* EXTRACTED DATA *
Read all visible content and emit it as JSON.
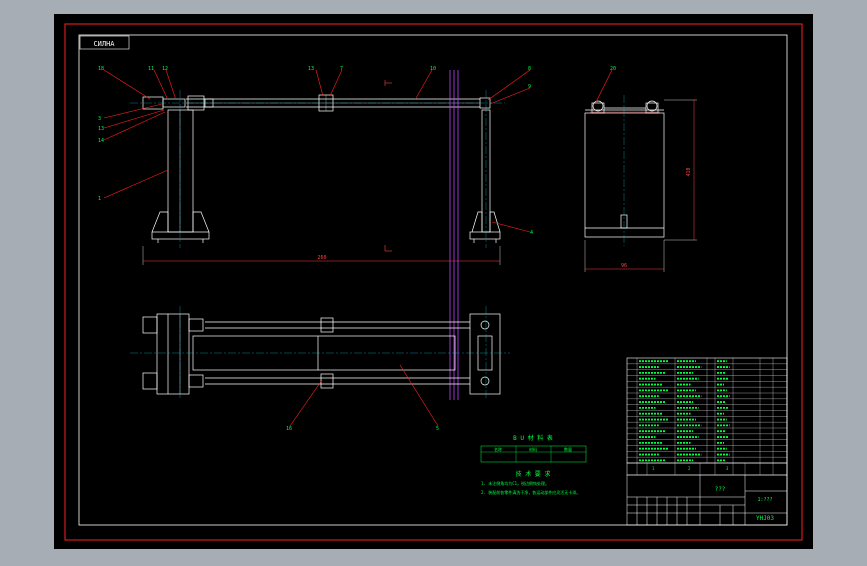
{
  "app": {
    "theme": {
      "background": "#a7adb5",
      "sheet": "#000000",
      "frame": "#ff2020",
      "border": "#ffffff",
      "geometry": "#ffffff",
      "leader": "#ff2020",
      "centerline": "#00e5ff",
      "axis": "#c040ff",
      "title_text": "#00ff40",
      "dimension": "#ff4040"
    }
  },
  "drawing": {
    "stamp": "СИЛНА",
    "dimensions": {
      "overall_length": "260",
      "side_height": "410",
      "side_width": "96"
    },
    "callouts": [
      "18",
      "11",
      "12",
      "13",
      "7",
      "10",
      "8",
      "9",
      "3",
      "13",
      "1",
      "14",
      "4",
      "5",
      "20",
      "16"
    ],
    "spec_table": {
      "title": "B U 材 料 表",
      "headers": [
        "名称",
        "材料",
        "数量"
      ]
    },
    "notes": {
      "title": "技 术 要 求",
      "lines": [
        "1. 未注倒角均为C1，锐边倒钝处理。",
        "2. 装配前各零件清洗干净，各运动部件应灵活无卡滞。"
      ]
    },
    "title_block": {
      "part_name": "???",
      "scale": "1:???",
      "drawing_no": "YHJ03",
      "grid_labels": [
        "1",
        "2",
        "3"
      ]
    }
  }
}
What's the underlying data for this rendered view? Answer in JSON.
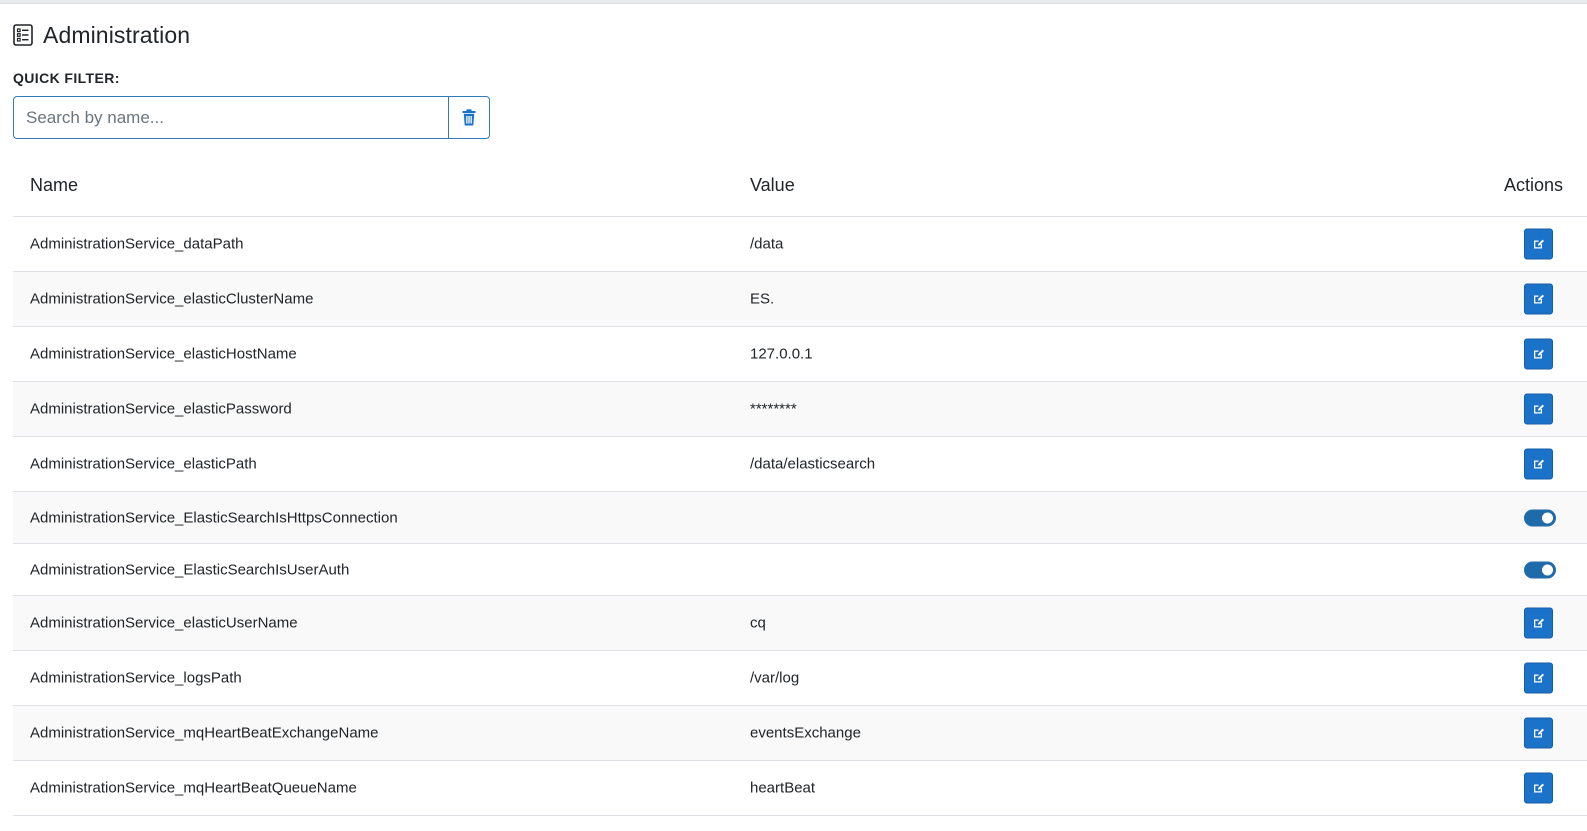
{
  "page": {
    "title": "Administration",
    "title_icon": "list-checklist-icon"
  },
  "filter": {
    "label": "QUICK FILTER:",
    "placeholder": "Search by name...",
    "value": "",
    "clear_icon": "trash-icon"
  },
  "table": {
    "headers": {
      "name": "Name",
      "value": "Value",
      "actions": "Actions"
    },
    "rows": [
      {
        "name": "AdministrationService_dataPath",
        "value": "/data",
        "action": "edit"
      },
      {
        "name": "AdministrationService_elasticClusterName",
        "value": "ES.",
        "action": "edit"
      },
      {
        "name": "AdministrationService_elasticHostName",
        "value": "127.0.0.1",
        "action": "edit"
      },
      {
        "name": "AdministrationService_elasticPassword",
        "value": "********",
        "action": "edit"
      },
      {
        "name": "AdministrationService_elasticPath",
        "value": "/data/elasticsearch",
        "action": "edit"
      },
      {
        "name": "AdministrationService_ElasticSearchIsHttpsConnection",
        "value": "",
        "action": "toggle",
        "toggle_on": true
      },
      {
        "name": "AdministrationService_ElasticSearchIsUserAuth",
        "value": "",
        "action": "toggle",
        "toggle_on": true
      },
      {
        "name": "AdministrationService_elasticUserName",
        "value": "cq",
        "action": "edit"
      },
      {
        "name": "AdministrationService_logsPath",
        "value": "/var/log",
        "action": "edit"
      },
      {
        "name": "AdministrationService_mqHeartBeatExchangeName",
        "value": "eventsExchange",
        "action": "edit"
      },
      {
        "name": "AdministrationService_mqHeartBeatQueueName",
        "value": "heartBeat",
        "action": "edit"
      }
    ]
  },
  "colors": {
    "accent": "#1a73c8",
    "toggle_on": "#1f6aa8",
    "row_alt": "#f9f9f9",
    "border": "#dee2e6"
  }
}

* TO DO *
Only the number is wanted: count the lines of the records that hold the word "JSON".

* TASK OUTPUT *
2